# The problem:
Find every line of the listing below where "subtitle" appears, and copy it.

□ □ □ □ □

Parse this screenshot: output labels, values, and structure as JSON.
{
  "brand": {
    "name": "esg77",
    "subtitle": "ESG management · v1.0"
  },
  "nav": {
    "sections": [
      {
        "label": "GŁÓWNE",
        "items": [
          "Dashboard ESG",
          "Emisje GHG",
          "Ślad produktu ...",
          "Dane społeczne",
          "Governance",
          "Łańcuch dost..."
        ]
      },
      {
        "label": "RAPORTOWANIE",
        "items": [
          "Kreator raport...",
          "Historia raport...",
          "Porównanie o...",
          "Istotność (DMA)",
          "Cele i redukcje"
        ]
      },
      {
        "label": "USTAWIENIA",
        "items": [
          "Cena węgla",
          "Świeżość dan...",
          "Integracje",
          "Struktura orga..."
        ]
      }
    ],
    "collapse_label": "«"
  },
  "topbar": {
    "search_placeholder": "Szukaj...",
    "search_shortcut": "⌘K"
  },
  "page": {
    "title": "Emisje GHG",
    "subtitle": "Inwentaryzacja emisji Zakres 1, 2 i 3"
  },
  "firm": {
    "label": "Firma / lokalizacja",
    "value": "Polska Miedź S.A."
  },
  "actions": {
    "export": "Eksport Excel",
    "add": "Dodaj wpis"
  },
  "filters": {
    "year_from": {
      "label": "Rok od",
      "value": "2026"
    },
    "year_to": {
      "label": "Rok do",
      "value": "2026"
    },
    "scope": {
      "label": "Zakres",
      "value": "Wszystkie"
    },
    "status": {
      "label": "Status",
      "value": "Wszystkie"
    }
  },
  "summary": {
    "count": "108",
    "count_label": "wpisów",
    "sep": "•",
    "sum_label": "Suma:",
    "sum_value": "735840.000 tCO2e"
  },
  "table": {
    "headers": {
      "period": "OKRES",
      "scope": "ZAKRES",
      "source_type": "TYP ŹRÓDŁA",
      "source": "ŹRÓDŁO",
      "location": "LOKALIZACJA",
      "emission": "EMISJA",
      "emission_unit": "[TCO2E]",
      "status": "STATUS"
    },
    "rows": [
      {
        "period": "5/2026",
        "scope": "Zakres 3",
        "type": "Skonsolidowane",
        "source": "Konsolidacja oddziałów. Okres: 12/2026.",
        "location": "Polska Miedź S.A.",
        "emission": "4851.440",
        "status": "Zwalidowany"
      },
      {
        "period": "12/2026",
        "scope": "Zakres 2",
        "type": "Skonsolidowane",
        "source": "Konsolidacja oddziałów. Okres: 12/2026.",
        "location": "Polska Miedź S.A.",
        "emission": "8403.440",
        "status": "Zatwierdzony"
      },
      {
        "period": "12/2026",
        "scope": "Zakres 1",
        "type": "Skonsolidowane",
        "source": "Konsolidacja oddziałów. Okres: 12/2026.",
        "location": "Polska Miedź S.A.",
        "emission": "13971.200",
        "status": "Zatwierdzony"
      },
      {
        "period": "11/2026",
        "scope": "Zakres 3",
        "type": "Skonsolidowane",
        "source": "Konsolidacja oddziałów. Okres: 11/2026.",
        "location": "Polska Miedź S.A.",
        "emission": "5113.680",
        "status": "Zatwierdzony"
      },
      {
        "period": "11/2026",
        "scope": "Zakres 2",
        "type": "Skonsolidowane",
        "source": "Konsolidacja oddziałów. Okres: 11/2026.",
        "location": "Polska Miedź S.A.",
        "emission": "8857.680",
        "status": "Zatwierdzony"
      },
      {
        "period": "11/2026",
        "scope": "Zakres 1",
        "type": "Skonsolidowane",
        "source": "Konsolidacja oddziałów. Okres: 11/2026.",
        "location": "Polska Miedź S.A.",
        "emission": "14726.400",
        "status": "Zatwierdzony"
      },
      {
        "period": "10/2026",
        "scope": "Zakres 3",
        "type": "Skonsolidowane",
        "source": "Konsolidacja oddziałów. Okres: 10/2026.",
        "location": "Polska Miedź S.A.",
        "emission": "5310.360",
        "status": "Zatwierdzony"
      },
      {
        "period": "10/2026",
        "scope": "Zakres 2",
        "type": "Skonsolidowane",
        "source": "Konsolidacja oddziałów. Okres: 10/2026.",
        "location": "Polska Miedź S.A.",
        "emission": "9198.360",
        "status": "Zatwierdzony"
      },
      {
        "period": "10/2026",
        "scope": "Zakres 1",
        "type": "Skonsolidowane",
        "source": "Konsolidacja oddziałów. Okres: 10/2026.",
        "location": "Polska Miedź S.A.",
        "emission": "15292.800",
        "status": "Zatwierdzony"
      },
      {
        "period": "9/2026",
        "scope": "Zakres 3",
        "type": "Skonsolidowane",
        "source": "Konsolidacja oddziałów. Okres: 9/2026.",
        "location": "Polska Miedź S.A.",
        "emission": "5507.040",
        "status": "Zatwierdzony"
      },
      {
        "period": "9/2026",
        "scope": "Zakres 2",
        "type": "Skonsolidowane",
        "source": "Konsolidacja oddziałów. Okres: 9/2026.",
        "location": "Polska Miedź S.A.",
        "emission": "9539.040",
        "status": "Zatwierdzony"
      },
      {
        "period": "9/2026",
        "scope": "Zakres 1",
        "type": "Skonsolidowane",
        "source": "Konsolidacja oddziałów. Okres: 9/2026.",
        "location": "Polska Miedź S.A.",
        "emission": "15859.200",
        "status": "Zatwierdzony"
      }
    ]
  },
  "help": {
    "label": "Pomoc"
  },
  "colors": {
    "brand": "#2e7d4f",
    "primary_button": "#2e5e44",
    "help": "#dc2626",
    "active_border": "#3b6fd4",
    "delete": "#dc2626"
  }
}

□ □ □ □ □

# Response for this exercise:
    "subtitle": "ESG management · v1.0"
    "subtitle": "Inwentaryzacja emisji Zakres 1, 2 i 3"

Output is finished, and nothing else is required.